# START OF Task inputs

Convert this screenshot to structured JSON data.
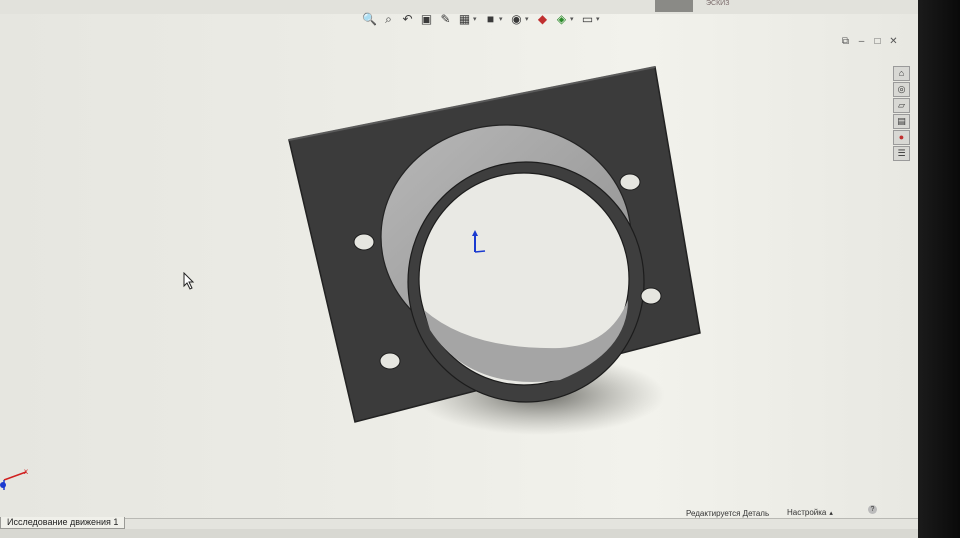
{
  "window": {
    "top_tab_text": "ЭСКИЗ",
    "controls": [
      "restore-pane",
      "minimize",
      "restore",
      "close"
    ]
  },
  "heads_up_toolbar": {
    "icons": [
      "zoom-to-fit-icon",
      "zoom-area-icon",
      "previous-view-icon",
      "section-view-icon",
      "dynamic-annotation-icon",
      "view-orientation-icon",
      "display-style-icon",
      "hide-show-items-icon",
      "edit-appearance-icon",
      "apply-scene-icon",
      "view-settings-icon"
    ]
  },
  "task_pane": {
    "icons": [
      "home-icon",
      "design-library-icon",
      "file-explorer-icon",
      "view-palette-icon",
      "appearances-icon",
      "custom-properties-icon"
    ]
  },
  "tabs": {
    "motion_study": "Исследование движения 1"
  },
  "status": {
    "editing": "Редактируется Деталь",
    "settings": "Настройка"
  },
  "colors": {
    "plate": "#3b3b3b",
    "bore_wall": "#a3a3a3",
    "viewport_bg": "#ececE6",
    "axis_blue": "#1a3ad0",
    "axis_red": "#d02020"
  }
}
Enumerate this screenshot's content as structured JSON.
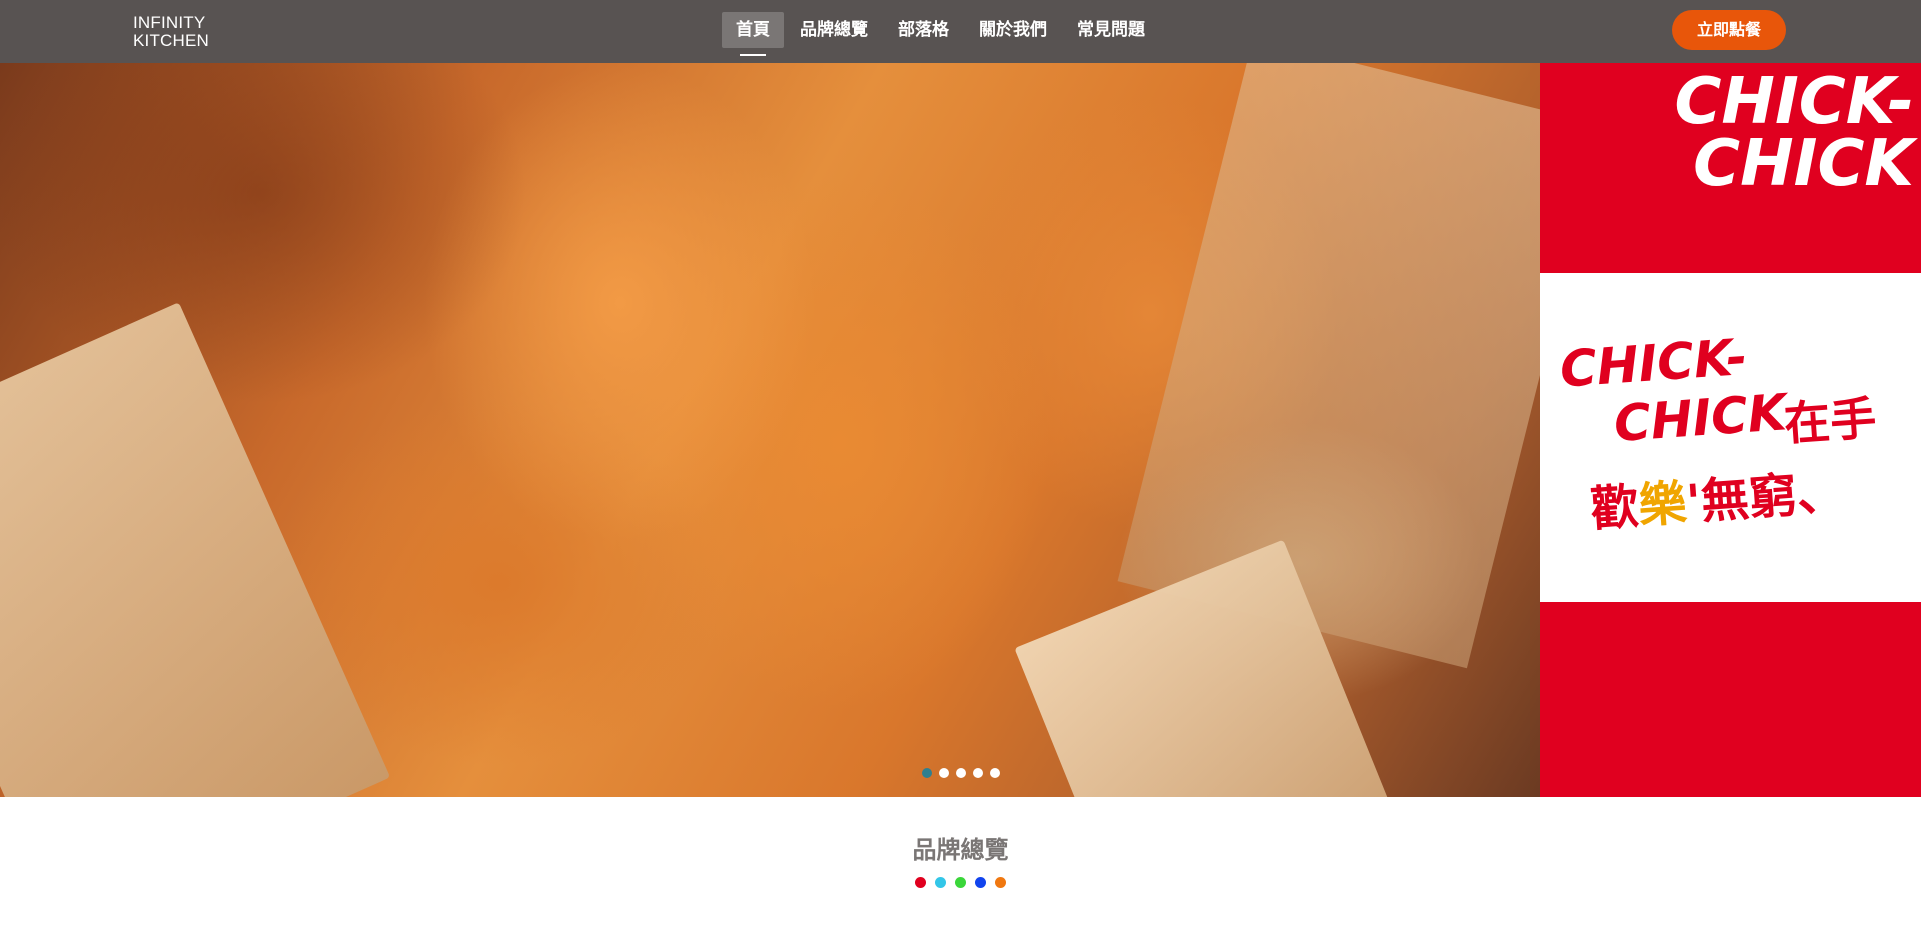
{
  "brand": {
    "logo_line1": "INFINITY",
    "logo_line2": "KITCHEN"
  },
  "nav": {
    "items": [
      {
        "label": "首頁",
        "active": true
      },
      {
        "label": "品牌總覽",
        "active": false
      },
      {
        "label": "部落格",
        "active": false
      },
      {
        "label": "關於我們",
        "active": false
      },
      {
        "label": "常見問題",
        "active": false
      }
    ],
    "cta_label": "立即點餐"
  },
  "hero": {
    "ad_top_text": "CHICK-\nCHICK",
    "ad_chick": "CHICK-",
    "ad_chick_line2": "CHICK",
    "ad_zaishou": "在手",
    "ad_slogan_part1": "歡",
    "ad_slogan_part2": "樂",
    "ad_slogan_part3": "'無窮、",
    "slide_count": 5,
    "active_slide": 1
  },
  "section": {
    "title": "品牌總覽",
    "accent_dots": [
      "#e0001f",
      "#33c6e8",
      "#3ad63a",
      "#1144ee",
      "#f07810"
    ]
  },
  "colors": {
    "header_bg": "#585352",
    "cta": "#e8560a",
    "ad_red": "#e0001f"
  }
}
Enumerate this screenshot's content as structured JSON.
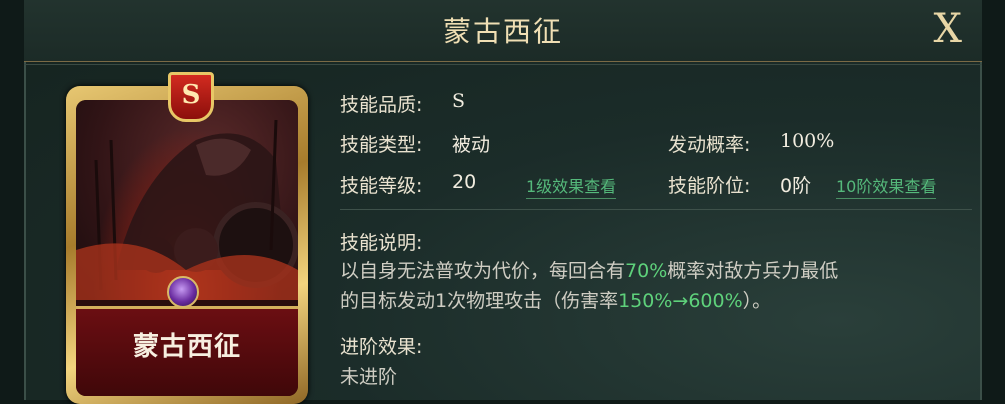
{
  "title": "蒙古西征",
  "close_label": "X",
  "card": {
    "grade": "S",
    "name": "蒙古西征"
  },
  "skill": {
    "quality_label": "技能品质:",
    "quality_value": "S",
    "type_label": "技能类型:",
    "type_value": "被动",
    "trigger_label": "发动概率:",
    "trigger_value": "100%",
    "level_label": "技能等级:",
    "level_value": "20",
    "level_link": "1级效果查看",
    "rank_label": "技能阶位:",
    "rank_value": "0阶",
    "rank_link": "10阶效果查看",
    "desc_label": "技能说明:",
    "desc": {
      "line1_a": "以自身无法普攻为代价，每回合有",
      "line1_hl": "70%",
      "line1_b": "概率对敌方兵力最低",
      "line2_a": "的目标发动1次物理攻击（伤害率",
      "line2_hl": "150%→600%",
      "line2_b": "）。"
    },
    "advance_label": "进阶效果:",
    "advance_value": "未进阶"
  },
  "colors": {
    "highlight": "#5ed17b",
    "link": "#55b97b",
    "title_gold": "#f0dfb4"
  }
}
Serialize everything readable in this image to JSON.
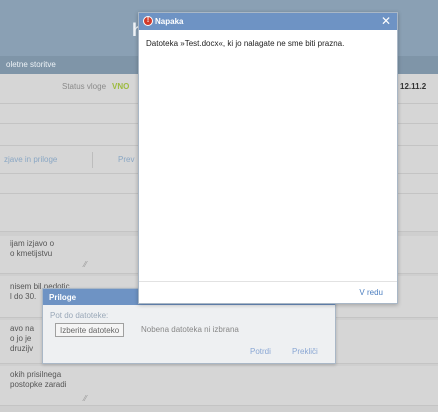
{
  "app": {
    "logo_fragment": "h"
  },
  "nav": {
    "label": "oletne storitve"
  },
  "status": {
    "label": "Status vloge",
    "value": "VNO",
    "date": "12.11.2"
  },
  "tabs": [
    {
      "label": "zjave in priloge"
    },
    {
      "label": "Prev"
    }
  ],
  "declarations": [
    {
      "line1": "ijam izjavo o",
      "line2": "o kmetijstvu"
    },
    {
      "line1": "nisem bil nedotic",
      "line2": "l do 30."
    },
    {
      "line1": "avo na",
      "line2": "o jo je",
      "line3": "druzijv"
    },
    {
      "line1": "okih prisilnega",
      "line2": "postopke zaradi"
    }
  ],
  "error_dialog": {
    "title": "Napaka",
    "icon": "error-icon",
    "message": "Datoteka »Test.docx«, ki jo nalagate ne sme biti prazna.",
    "ok_label": "V redu"
  },
  "attach_dialog": {
    "title": "Priloge",
    "path_label": "Pot do datoteke:",
    "choose_label": "Izberite datoteko",
    "no_file_text": "Nobena datoteka ni izbrana",
    "confirm_label": "Potrdi",
    "cancel_label": "Prekliči"
  }
}
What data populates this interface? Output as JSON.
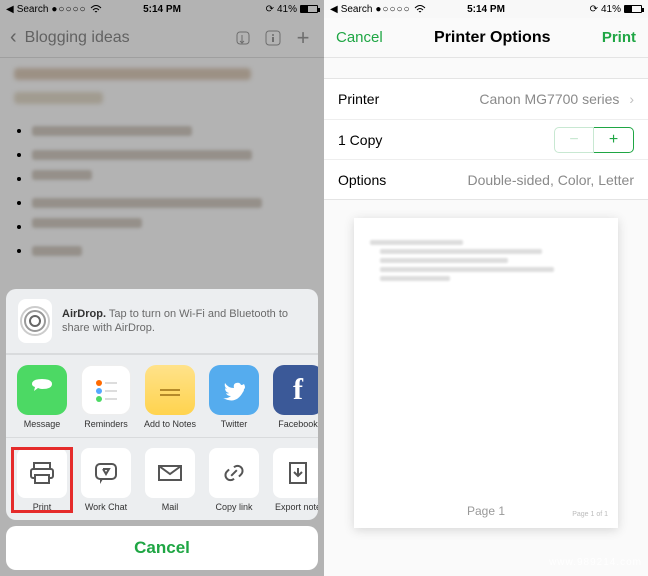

# END OF Task inputs

Exercise aim: Without including any pictures, print each record exactly.

Answer to the exercise:
Convert this screenshot to structured JSON data.
{
  "window": {
    "top_tab_text": "ЭСКИЗ",
    "controls": [
      "restore-pane",
      "minimize",
      "restore",
      "close"
    ]
  },
  "heads_up_toolbar": {
    "icons": [
      "zoom-to-fit-icon",
      "zoom-area-icon",
      "previous-view-icon",
      "section-view-icon",
      "dynamic-annotation-icon",
      "view-orientation-icon",
      "display-style-icon",
      "hide-show-items-icon",
      "edit-appearance-icon",
      "apply-scene-icon",
      "view-settings-icon"
    ]
  },
  "task_pane": {
    "icons": [
      "home-icon",
      "design-library-icon",
      "file-explorer-icon",
      "view-palette-icon",
      "appearances-icon",
      "custom-properties-icon"
    ]
  },
  "tabs": {
    "motion_study": "Исследование движения 1"
  },
  "status": {
    "editing": "Редактируется Деталь",
    "settings": "Настройка"
  },
  "colors": {
    "plate": "#3b3b3b",
    "bore_wall": "#a3a3a3",
    "viewport_bg": "#ececE6",
    "axis_blue": "#1a3ad0",
    "axis_red": "#d02020"
  }
}
Enumerate this screenshot's content as structured JSON.
{
  "brand": {
    "logo_line1": "INFINITY",
    "logo_line2": "KITCHEN"
  },
  "nav": {
    "items": [
      {
        "label": "首頁",
        "active": true
      },
      {
        "label": "品牌總覽",
        "active": false
      },
      {
        "label": "部落格",
        "active": false
      },
      {
        "label": "關於我們",
        "active": false
      },
      {
        "label": "常見問題",
        "active": false
      }
    ],
    "cta_label": "立即點餐"
  },
  "hero": {
    "ad_top_text": "CHICK-\nCHICK",
    "ad_chick": "CHICK-",
    "ad_chick_line2": "CHICK",
    "ad_zaishou": "在手",
    "ad_slogan_part1": "歡",
    "ad_slogan_part2": "樂",
    "ad_slogan_part3": "'無窮、",
    "slide_count": 5,
    "active_slide": 1
  },
  "section": {
    "title": "品牌總覽",
    "accent_dots": [
      "#e0001f",
      "#33c6e8",
      "#3ad63a",
      "#1144ee",
      "#f07810"
    ]
  },
  "colors": {
    "header_bg": "#585352",
    "cta": "#e8560a",
    "ad_red": "#e0001f"
  }
}
Enumerate this screenshot's content as structured JSON.
{
  "title": "蒙古西征",
  "close_label": "X",
  "card": {
    "grade": "S",
    "name": "蒙古西征"
  },
  "skill": {
    "quality_label": "技能品质:",
    "quality_value": "S",
    "type_label": "技能类型:",
    "type_value": "被动",
    "trigger_label": "发动概率:",
    "trigger_value": "100%",
    "level_label": "技能等级:",
    "level_value": "20",
    "level_link": "1级效果查看",
    "rank_label": "技能阶位:",
    "rank_value": "0阶",
    "rank_link": "10阶效果查看",
    "desc_label": "技能说明:",
    "desc": {
      "line1_a": "以自身无法普攻为代价，每回合有",
      "line1_hl": "70%",
      "line1_b": "概率对敌方兵力最低",
      "line2_a": "的目标发动1次物理攻击（伤害率",
      "line2_hl": "150%→600%",
      "line2_b": "）。"
    },
    "advance_label": "进阶效果:",
    "advance_value": "未进阶"
  },
  "colors": {
    "highlight": "#5ed17b",
    "link": "#55b97b",
    "title_gold": "#f0dfb4"
  }
}
Serialize everything readable in this image to JSON.
{
  "app": {
    "logo_fragment": "h"
  },
  "nav": {
    "label": "oletne storitve"
  },
  "status": {
    "label": "Status vloge",
    "value": "VNO",
    "date": "12.11.2"
  },
  "tabs": [
    {
      "label": "zjave in priloge"
    },
    {
      "label": "Prev"
    }
  ],
  "declarations": [
    {
      "line1": "ijam izjavo o",
      "line2": "o kmetijstvu"
    },
    {
      "line1": "nisem bil nedotic",
      "line2": "l do 30."
    },
    {
      "line1": "avo na",
      "line2": "o jo je",
      "line3": "druzijv"
    },
    {
      "line1": "okih prisilnega",
      "line2": "postopke zaradi"
    }
  ],
  "error_dialog": {
    "title": "Napaka",
    "icon": "error-icon",
    "message": "Datoteka »Test.docx«, ki jo nalagate ne sme biti prazna.",
    "ok_label": "V redu"
  },
  "attach_dialog": {
    "title": "Priloge",
    "path_label": "Pot do datoteke:",
    "choose_label": "Izberite datoteko",
    "no_file_text": "Nobena datoteka ni izbrana",
    "confirm_label": "Potrdi",
    "cancel_label": "Prekliči"
  }
}
What data populates this interface? Output as JSON.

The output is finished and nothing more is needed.